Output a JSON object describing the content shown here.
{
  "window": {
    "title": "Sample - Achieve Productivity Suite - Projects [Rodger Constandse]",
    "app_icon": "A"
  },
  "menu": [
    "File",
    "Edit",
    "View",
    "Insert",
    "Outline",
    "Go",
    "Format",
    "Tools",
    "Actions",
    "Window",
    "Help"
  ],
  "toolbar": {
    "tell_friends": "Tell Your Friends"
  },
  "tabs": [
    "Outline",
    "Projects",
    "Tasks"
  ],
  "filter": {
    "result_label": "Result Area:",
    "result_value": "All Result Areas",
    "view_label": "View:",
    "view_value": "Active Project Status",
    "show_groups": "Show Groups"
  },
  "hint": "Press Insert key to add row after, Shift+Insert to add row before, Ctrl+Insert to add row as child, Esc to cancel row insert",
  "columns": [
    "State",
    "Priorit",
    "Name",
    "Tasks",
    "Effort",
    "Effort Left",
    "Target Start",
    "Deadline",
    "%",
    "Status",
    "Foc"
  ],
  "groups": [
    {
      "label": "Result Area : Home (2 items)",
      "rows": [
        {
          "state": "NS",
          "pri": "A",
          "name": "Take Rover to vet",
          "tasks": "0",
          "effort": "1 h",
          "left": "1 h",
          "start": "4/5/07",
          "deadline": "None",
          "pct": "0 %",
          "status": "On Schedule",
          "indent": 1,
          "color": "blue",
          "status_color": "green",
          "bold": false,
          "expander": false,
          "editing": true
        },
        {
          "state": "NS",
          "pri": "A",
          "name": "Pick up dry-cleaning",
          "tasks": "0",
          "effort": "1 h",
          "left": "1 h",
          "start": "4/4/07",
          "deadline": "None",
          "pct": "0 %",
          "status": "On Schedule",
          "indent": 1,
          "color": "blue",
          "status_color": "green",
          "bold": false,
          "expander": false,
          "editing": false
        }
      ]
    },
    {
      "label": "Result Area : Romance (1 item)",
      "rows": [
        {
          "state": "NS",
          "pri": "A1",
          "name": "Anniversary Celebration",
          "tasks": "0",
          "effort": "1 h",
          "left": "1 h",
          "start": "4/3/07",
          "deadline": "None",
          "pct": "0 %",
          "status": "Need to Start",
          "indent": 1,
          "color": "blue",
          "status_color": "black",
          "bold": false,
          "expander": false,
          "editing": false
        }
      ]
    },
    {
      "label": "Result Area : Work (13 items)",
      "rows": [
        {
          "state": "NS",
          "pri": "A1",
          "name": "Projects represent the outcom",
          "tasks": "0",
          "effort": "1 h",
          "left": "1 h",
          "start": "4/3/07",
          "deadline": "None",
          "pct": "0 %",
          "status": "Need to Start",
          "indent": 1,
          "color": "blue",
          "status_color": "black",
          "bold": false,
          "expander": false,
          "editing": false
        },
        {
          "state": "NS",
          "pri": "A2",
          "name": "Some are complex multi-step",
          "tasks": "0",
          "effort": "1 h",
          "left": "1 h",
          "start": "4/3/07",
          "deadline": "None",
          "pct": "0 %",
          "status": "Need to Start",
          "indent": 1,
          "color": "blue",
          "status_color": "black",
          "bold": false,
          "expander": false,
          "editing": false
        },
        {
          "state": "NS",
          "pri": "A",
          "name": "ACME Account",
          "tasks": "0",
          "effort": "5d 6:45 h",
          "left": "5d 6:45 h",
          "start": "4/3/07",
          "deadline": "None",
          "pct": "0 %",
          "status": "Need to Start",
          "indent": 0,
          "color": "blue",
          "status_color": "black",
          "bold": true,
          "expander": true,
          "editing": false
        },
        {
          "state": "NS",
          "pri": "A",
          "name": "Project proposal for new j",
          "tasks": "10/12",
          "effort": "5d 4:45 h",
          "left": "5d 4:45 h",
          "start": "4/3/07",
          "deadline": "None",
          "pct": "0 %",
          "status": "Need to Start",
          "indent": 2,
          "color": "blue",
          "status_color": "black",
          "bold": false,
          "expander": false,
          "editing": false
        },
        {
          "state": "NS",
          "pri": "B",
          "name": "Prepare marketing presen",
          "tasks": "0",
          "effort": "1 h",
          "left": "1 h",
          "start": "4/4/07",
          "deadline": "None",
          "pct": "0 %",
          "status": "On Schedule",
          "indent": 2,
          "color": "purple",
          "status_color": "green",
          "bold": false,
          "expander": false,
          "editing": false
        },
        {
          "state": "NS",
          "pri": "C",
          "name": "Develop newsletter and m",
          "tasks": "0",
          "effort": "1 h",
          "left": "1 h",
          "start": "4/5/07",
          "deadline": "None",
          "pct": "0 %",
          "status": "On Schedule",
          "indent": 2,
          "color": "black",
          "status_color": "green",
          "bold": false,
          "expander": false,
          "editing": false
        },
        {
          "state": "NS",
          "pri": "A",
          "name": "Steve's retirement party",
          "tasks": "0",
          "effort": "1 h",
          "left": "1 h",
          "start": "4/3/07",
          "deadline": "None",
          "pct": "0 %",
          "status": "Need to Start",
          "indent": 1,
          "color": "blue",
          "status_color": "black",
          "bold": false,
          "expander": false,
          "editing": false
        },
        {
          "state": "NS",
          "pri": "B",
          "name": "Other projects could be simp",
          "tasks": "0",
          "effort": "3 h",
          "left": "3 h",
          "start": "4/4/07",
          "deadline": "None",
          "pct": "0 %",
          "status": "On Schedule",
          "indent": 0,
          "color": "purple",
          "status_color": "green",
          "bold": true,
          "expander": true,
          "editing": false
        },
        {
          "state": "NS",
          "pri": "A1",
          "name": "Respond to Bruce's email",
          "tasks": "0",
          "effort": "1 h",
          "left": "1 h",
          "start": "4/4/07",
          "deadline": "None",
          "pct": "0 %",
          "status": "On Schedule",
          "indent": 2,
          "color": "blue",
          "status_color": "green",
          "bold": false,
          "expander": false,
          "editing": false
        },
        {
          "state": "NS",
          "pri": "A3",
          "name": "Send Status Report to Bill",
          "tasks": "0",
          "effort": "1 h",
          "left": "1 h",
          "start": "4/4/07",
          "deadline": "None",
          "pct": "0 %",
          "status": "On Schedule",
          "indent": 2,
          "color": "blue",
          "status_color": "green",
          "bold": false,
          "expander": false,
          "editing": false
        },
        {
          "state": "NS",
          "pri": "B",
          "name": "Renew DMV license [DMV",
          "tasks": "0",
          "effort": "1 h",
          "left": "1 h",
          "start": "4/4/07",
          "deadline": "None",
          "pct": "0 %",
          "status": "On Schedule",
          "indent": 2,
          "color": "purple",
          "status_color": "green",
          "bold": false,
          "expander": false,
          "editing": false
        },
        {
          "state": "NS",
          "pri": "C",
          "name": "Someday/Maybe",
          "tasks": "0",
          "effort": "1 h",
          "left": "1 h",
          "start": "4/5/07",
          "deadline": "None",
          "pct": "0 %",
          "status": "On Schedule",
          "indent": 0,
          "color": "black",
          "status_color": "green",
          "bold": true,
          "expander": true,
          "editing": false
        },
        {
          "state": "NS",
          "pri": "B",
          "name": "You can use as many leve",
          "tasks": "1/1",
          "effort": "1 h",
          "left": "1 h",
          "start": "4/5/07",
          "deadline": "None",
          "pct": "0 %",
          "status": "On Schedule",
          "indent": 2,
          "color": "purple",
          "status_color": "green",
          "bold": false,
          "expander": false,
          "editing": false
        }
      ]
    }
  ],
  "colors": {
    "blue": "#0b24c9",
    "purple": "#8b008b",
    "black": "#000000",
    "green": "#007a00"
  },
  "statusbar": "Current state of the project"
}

######

*GOAL*
Copy all the lines, exactly.

*EXERCISE OUTPUT*
Output a JSON object describing the content shown here.
{
  "window": {
    "title": "Sample - Achieve Productivity Suite - Projects [Rodger Constandse]",
    "app_icon": "A"
  },
  "menu": [
    "File",
    "Edit",
    "View",
    "Insert",
    "Outline",
    "Go",
    "Format",
    "Tools",
    "Actions",
    "Window",
    "Help"
  ],
  "toolbar": {
    "tell_friends": "Tell Your Friends"
  },
  "tabs": [
    "Outline",
    "Projects",
    "Tasks"
  ],
  "filter": {
    "result_label": "Result Area:",
    "result_value": "All Result Areas",
    "view_label": "View:",
    "view_value": "Active Project Status",
    "show_groups": "Show Groups"
  },
  "hint": "Press Insert key to add row after, Shift+Insert to add row before, Ctrl+Insert to add row as child, Esc to cancel row insert",
  "columns": [
    "State",
    "Priorit",
    "Name",
    "Tasks",
    "Effort",
    "Effort Left",
    "Target Start",
    "Deadline",
    "%",
    "Status",
    "Foc"
  ],
  "groups": [
    {
      "label": "Result Area : Home (2 items)",
      "rows": [
        {
          "state": "NS",
          "pri": "A",
          "name": "Take Rover to vet",
          "tasks": "0",
          "effort": "1 h",
          "left": "1 h",
          "start": "4/5/07",
          "deadline": "None",
          "pct": "0 %",
          "status": "On Schedule",
          "indent": 1,
          "color": "blue",
          "status_color": "green",
          "bold": false,
          "expander": false,
          "editing": true
        },
        {
          "state": "NS",
          "pri": "A",
          "name": "Pick up dry-cleaning",
          "tasks": "0",
          "effort": "1 h",
          "left": "1 h",
          "start": "4/4/07",
          "deadline": "None",
          "pct": "0 %",
          "status": "On Schedule",
          "indent": 1,
          "color": "blue",
          "status_color": "green",
          "bold": false,
          "expander": false,
          "editing": false
        }
      ]
    },
    {
      "label": "Result Area : Romance (1 item)",
      "rows": [
        {
          "state": "NS",
          "pri": "A1",
          "name": "Anniversary Celebration",
          "tasks": "0",
          "effort": "1 h",
          "left": "1 h",
          "start": "4/3/07",
          "deadline": "None",
          "pct": "0 %",
          "status": "Need to Start",
          "indent": 1,
          "color": "blue",
          "status_color": "black",
          "bold": false,
          "expander": false,
          "editing": false
        }
      ]
    },
    {
      "label": "Result Area : Work (13 items)",
      "rows": [
        {
          "state": "NS",
          "pri": "A1",
          "name": "Projects represent the outcom",
          "tasks": "0",
          "effort": "1 h",
          "left": "1 h",
          "start": "4/3/07",
          "deadline": "None",
          "pct": "0 %",
          "status": "Need to Start",
          "indent": 1,
          "color": "blue",
          "status_color": "black",
          "bold": false,
          "expander": false,
          "editing": false
        },
        {
          "state": "NS",
          "pri": "A2",
          "name": "Some are complex multi-step",
          "tasks": "0",
          "effort": "1 h",
          "left": "1 h",
          "start": "4/3/07",
          "deadline": "None",
          "pct": "0 %",
          "status": "Need to Start",
          "indent": 1,
          "color": "blue",
          "status_color": "black",
          "bold": false,
          "expander": false,
          "editing": false
        },
        {
          "state": "NS",
          "pri": "A",
          "name": "ACME Account",
          "tasks": "0",
          "effort": "5d 6:45 h",
          "left": "5d 6:45 h",
          "start": "4/3/07",
          "deadline": "None",
          "pct": "0 %",
          "status": "Need to Start",
          "indent": 0,
          "color": "blue",
          "status_color": "black",
          "bold": true,
          "expander": true,
          "editing": false
        },
        {
          "state": "NS",
          "pri": "A",
          "name": "Project proposal for new j",
          "tasks": "10/12",
          "effort": "5d 4:45 h",
          "left": "5d 4:45 h",
          "start": "4/3/07",
          "deadline": "None",
          "pct": "0 %",
          "status": "Need to Start",
          "indent": 2,
          "color": "blue",
          "status_color": "black",
          "bold": false,
          "expander": false,
          "editing": false
        },
        {
          "state": "NS",
          "pri": "B",
          "name": "Prepare marketing presen",
          "tasks": "0",
          "effort": "1 h",
          "left": "1 h",
          "start": "4/4/07",
          "deadline": "None",
          "pct": "0 %",
          "status": "On Schedule",
          "indent": 2,
          "color": "purple",
          "status_color": "green",
          "bold": false,
          "expander": false,
          "editing": false
        },
        {
          "state": "NS",
          "pri": "C",
          "name": "Develop newsletter and m",
          "tasks": "0",
          "effort": "1 h",
          "left": "1 h",
          "start": "4/5/07",
          "deadline": "None",
          "pct": "0 %",
          "status": "On Schedule",
          "indent": 2,
          "color": "black",
          "status_color": "green",
          "bold": false,
          "expander": false,
          "editing": false
        },
        {
          "state": "NS",
          "pri": "A",
          "name": "Steve's retirement party",
          "tasks": "0",
          "effort": "1 h",
          "left": "1 h",
          "start": "4/3/07",
          "deadline": "None",
          "pct": "0 %",
          "status": "Need to Start",
          "indent": 1,
          "color": "blue",
          "status_color": "black",
          "bold": false,
          "expander": false,
          "editing": false
        },
        {
          "state": "NS",
          "pri": "B",
          "name": "Other projects could be simp",
          "tasks": "0",
          "effort": "3 h",
          "left": "3 h",
          "start": "4/4/07",
          "deadline": "None",
          "pct": "0 %",
          "status": "On Schedule",
          "indent": 0,
          "color": "purple",
          "status_color": "green",
          "bold": true,
          "expander": true,
          "editing": false
        },
        {
          "state": "NS",
          "pri": "A1",
          "name": "Respond to Bruce's email",
          "tasks": "0",
          "effort": "1 h",
          "left": "1 h",
          "start": "4/4/07",
          "deadline": "None",
          "pct": "0 %",
          "status": "On Schedule",
          "indent": 2,
          "color": "blue",
          "status_color": "green",
          "bold": false,
          "expander": false,
          "editing": false
        },
        {
          "state": "NS",
          "pri": "A3",
          "name": "Send Status Report to Bill",
          "tasks": "0",
          "effort": "1 h",
          "left": "1 h",
          "start": "4/4/07",
          "deadline": "None",
          "pct": "0 %",
          "status": "On Schedule",
          "indent": 2,
          "color": "blue",
          "status_color": "green",
          "bold": false,
          "expander": false,
          "editing": false
        },
        {
          "state": "NS",
          "pri": "B",
          "name": "Renew DMV license [DMV",
          "tasks": "0",
          "effort": "1 h",
          "left": "1 h",
          "start": "4/4/07",
          "deadline": "None",
          "pct": "0 %",
          "status": "On Schedule",
          "indent": 2,
          "color": "purple",
          "status_color": "green",
          "bold": false,
          "expander": false,
          "editing": false
        },
        {
          "state": "NS",
          "pri": "C",
          "name": "Someday/Maybe",
          "tasks": "0",
          "effort": "1 h",
          "left": "1 h",
          "start": "4/5/07",
          "deadline": "None",
          "pct": "0 %",
          "status": "On Schedule",
          "indent": 0,
          "color": "black",
          "status_color": "green",
          "bold": true,
          "expander": true,
          "editing": false
        },
        {
          "state": "NS",
          "pri": "B",
          "name": "You can use as many leve",
          "tasks": "1/1",
          "effort": "1 h",
          "left": "1 h",
          "start": "4/5/07",
          "deadline": "None",
          "pct": "0 %",
          "status": "On Schedule",
          "indent": 2,
          "color": "purple",
          "status_color": "green",
          "bold": false,
          "expander": false,
          "editing": false
        }
      ]
    }
  ],
  "colors": {
    "blue": "#0b24c9",
    "purple": "#8b008b",
    "black": "#000000",
    "green": "#007a00"
  },
  "statusbar": "Current state of the project"
}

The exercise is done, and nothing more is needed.